Set down each entry from the block beneath, exactly as written.

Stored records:
___

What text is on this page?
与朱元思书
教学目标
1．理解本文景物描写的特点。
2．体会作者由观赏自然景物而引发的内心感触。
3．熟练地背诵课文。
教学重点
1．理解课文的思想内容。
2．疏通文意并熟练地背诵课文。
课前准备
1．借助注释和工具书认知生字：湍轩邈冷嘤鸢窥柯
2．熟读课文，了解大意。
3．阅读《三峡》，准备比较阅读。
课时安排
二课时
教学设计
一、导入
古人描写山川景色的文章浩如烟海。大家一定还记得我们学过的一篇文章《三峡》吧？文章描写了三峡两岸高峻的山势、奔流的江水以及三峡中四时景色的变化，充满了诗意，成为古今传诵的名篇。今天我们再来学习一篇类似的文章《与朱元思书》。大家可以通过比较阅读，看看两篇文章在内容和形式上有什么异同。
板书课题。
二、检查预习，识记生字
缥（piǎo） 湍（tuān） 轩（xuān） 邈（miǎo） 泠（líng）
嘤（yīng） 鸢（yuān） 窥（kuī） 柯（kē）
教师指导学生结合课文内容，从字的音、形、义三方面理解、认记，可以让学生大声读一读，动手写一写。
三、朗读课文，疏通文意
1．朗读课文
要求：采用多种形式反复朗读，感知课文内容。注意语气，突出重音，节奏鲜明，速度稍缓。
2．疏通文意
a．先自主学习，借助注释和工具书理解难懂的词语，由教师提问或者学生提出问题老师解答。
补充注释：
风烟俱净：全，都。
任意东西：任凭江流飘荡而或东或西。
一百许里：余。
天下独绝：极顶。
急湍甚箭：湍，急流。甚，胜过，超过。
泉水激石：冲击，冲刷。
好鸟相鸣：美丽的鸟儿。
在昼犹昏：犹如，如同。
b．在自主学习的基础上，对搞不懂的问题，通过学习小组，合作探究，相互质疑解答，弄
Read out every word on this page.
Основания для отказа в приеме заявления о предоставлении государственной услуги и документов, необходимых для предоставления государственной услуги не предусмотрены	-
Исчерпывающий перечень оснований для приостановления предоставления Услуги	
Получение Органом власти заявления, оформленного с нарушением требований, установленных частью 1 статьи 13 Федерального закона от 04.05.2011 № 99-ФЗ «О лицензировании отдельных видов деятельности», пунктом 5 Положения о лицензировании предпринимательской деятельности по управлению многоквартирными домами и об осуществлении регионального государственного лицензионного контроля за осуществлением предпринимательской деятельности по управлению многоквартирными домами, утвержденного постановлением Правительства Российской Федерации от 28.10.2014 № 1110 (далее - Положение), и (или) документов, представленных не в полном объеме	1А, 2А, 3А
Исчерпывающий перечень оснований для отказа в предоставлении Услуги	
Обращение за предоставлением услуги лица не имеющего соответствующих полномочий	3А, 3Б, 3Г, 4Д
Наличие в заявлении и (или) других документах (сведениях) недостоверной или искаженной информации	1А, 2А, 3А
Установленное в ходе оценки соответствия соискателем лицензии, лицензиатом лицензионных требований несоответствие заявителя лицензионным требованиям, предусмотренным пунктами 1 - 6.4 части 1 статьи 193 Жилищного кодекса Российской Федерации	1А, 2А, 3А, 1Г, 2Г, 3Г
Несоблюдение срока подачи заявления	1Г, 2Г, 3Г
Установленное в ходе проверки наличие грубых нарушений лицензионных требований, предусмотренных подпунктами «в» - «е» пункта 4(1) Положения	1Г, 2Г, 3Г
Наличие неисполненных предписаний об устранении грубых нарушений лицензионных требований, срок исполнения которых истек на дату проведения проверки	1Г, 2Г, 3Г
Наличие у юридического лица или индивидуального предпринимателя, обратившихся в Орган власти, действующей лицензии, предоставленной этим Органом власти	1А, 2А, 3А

___

### COMPLETE ANSWER
What text is on this page?
与朱元思书
教学目标
1．理解本文景物描写的特点。
2．体会作者由观赏自然景物而引发的内心感触。
3．熟练地背诵课文。
教学重点
1．理解课文的思想内容。
2．疏通文意并熟练地背诵课文。
课前准备
1．借助注释和工具书认知生字：湍轩邈冷嘤鸢窥柯
2．熟读课文，了解大意。
3．阅读《三峡》，准备比较阅读。
课时安排
二课时
教学设计
一、导入
古人描写山川景色的文章浩如烟海。大家一定还记得我们学过的一篇文章《三峡》吧？文章描写了三峡两岸高峻的山势、奔流的江水以及三峡中四时景色的变化，充满了诗意，成为古今传诵的名篇。今天我们再来学习一篇类似的文章《与朱元思书》。大家可以通过比较阅读，看看两篇文章在内容和形式上有什么异同。
板书课题。
二、检查预习，识记生字
缥（piǎo） 湍（tuān） 轩（xuān） 邈（miǎo） 泠（líng）
嘤（yīng） 鸢（yuān） 窥（kuī） 柯（kē）
教师指导学生结合课文内容，从字的音、形、义三方面理解、认记，可以让学生大声读一读，动手写一写。
三、朗读课文，疏通文意
1．朗读课文
要求：采用多种形式反复朗读，感知课文内容。注意语气，突出重音，节奏鲜明，速度稍缓。
2．疏通文意
a．先自主学习，借助注释和工具书理解难懂的词语，由教师提问或者学生提出问题老师解答。
补充注释：
风烟俱净：全，都。
任意东西：任凭江流飘荡而或东或西。
一百许里：余。
天下独绝：极顶。
急湍甚箭：湍，急流。甚，胜过，超过。
泉水激石：冲击，冲刷。
好鸟相鸣：美丽的鸟儿。
在昼犹昏：犹如，如同。
b．在自主学习的基础上，对搞不懂的问题，通过学习小组，合作探究，相互质疑解答，弄
Read out every word on this page.
Основания для отказа в приеме заявления о предоставлении государственной услуги и документов, необходимых для предоставления государственной услуги не предусмотрены	-
Исчерпывающий перечень оснований для приостановления предоставления Услуги	
Получение Органом власти заявления, оформленного с нарушением требований, установленных частью 1 статьи 13 Федерального закона от 04.05.2011 № 99-ФЗ «О лицензировании отдельных видов деятельности», пунктом 5 Положения о лицензировании предпринимательской деятельности по управлению многоквартирными домами и об осуществлении регионального государственного лицензионного контроля за осуществлением предпринимательской деятельности по управлению многоквартирными домами, утвержденного постановлением Правительства Российской Федерации от 28.10.2014 № 1110 (далее - Положение), и (или) документов, представленных не в полном объеме	1А, 2А, 3А
Исчерпывающий перечень оснований для отказа в предоставлении Услуги	
Обращение за предоставлением услуги лица не имеющего соответствующих полномочий	3А, 3Б, 3Г, 4Д
Наличие в заявлении и (или) других документах (сведениях) недостоверной или искаженной информации	1А, 2А, 3А
Установленное в ходе оценки соответствия соискателем лицензии, лицензиатом лицензионных требований несоответствие заявителя лицензионным требованиям, предусмотренным пунктами 1 - 6.4 части 1 статьи 193 Жилищного кодекса Российской Федерации	1А, 2А, 3А, 1Г, 2Г, 3Г
Несоблюдение срока подачи заявления	1Г, 2Г, 3Г
Установленное в ходе проверки наличие грубых нарушений лицензионных требований, предусмотренных подпунктами «в» - «е» пункта 4(1) Положения	1Г, 2Г, 3Г
Наличие неисполненных предписаний об устранении грубых нарушений лицензионных требований, срок исполнения которых истек на дату проведения проверки	1Г, 2Г, 3Г
Наличие у юридического лица или индивидуального предпринимателя, обратившихся в Орган власти, действующей лицензии, предоставленной этим Органом власти	1А, 2А, 3А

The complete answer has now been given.